REQUEST:
Extract every entry word for word.

EXTRACTED DATA:
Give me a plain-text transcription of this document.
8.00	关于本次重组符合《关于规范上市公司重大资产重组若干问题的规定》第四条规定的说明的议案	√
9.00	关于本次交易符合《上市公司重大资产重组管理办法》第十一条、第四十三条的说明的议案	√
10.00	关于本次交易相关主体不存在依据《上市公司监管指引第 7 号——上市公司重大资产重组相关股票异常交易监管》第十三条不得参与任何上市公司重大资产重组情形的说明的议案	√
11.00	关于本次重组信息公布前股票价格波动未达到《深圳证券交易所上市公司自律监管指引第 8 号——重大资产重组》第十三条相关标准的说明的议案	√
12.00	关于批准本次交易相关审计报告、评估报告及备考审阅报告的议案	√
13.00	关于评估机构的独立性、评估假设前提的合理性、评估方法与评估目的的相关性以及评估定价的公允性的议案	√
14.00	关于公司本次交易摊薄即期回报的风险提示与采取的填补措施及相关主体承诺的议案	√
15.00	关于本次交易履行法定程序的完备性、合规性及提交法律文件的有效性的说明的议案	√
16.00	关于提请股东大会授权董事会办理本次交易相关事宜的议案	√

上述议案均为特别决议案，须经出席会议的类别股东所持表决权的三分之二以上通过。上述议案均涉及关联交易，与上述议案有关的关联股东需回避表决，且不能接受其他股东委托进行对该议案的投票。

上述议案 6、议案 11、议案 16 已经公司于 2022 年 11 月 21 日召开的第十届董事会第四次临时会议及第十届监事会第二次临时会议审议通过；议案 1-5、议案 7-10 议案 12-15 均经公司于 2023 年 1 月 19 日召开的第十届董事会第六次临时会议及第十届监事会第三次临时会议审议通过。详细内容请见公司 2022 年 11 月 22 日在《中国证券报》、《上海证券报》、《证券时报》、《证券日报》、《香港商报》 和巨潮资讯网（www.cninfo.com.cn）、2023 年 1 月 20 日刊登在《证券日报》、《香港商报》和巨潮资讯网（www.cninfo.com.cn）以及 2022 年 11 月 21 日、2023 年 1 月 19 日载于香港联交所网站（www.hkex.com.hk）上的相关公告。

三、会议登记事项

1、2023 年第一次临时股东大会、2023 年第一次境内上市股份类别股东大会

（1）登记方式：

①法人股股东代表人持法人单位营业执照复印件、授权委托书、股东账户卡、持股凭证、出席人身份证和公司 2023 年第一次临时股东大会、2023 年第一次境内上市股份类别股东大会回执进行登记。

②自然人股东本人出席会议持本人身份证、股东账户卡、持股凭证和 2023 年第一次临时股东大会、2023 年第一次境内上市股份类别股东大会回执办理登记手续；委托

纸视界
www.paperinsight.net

WRITTEN RESPONSE:
Give me a plain-text transcription of this document.
8.00	关于本次重组符合《关于规范上市公司重大资产重组若干问题的规定》第四条规定的说明的议案	√
9.00	关于本次交易符合《上市公司重大资产重组管理办法》第十一条、第四十三条的说明的议案	√
10.00	关于本次交易相关主体不存在依据《上市公司监管指引第 7 号——上市公司重大资产重组相关股票异常交易监管》第十三条不得参与任何上市公司重大资产重组情形的说明的议案	√
11.00	关于本次重组信息公布前股票价格波动未达到《深圳证券交易所上市公司自律监管指引第 8 号——重大资产重组》第十三条相关标准的说明的议案	√
12.00	关于批准本次交易相关审计报告、评估报告及备考审阅报告的议案	√
13.00	关于评估机构的独立性、评估假设前提的合理性、评估方法与评估目的的相关性以及评估定价的公允性的议案	√
14.00	关于公司本次交易摊薄即期回报的风险提示与采取的填补措施及相关主体承诺的议案	√
15.00	关于本次交易履行法定程序的完备性、合规性及提交法律文件的有效性的说明的议案	√
16.00	关于提请股东大会授权董事会办理本次交易相关事宜的议案	√

上述议案均为特别决议案，须经出席会议的类别股东所持表决权的三分之二以上通过。上述议案均涉及关联交易，与上述议案有关的关联股东需回避表决，且不能接受其他股东委托进行对该议案的投票。

上述议案 6、议案 11、议案 16 已经公司于 2022 年 11 月 21 日召开的第十届董事会第四次临时会议及第十届监事会第二次临时会议审议通过；议案 1-5、议案 7-10 议案 12-15 均经公司于 2023 年 1 月 19 日召开的第十届董事会第六次临时会议及第十届监事会第三次临时会议审议通过。详细内容请见公司 2022 年 11 月 22 日在《中国证券报》、《上海证券报》、《证券时报》、《证券日报》、《香港商报》 和巨潮资讯网（www.cninfo.com.cn）、2023 年 1 月 20 日刊登在《证券日报》、《香港商报》和巨潮资讯网（www.cninfo.com.cn）以及 2022 年 11 月 21 日、2023 年 1 月 19 日载于香港联交所网站（www.hkex.com.hk）上的相关公告。

三、会议登记事项

1、2023 年第一次临时股东大会、2023 年第一次境内上市股份类别股东大会

（1）登记方式：

①法人股股东代表人持法人单位营业执照复印件、授权委托书、股东账户卡、持股凭证、出席人身份证和公司 2023 年第一次临时股东大会、2023 年第一次境内上市股份类别股东大会回执进行登记。

②自然人股东本人出席会议持本人身份证、股东账户卡、持股凭证和 2023 年第一次临时股东大会、2023 年第一次境内上市股份类别股东大会回执办理登记手续；委托

纸视界
www.paperinsight.net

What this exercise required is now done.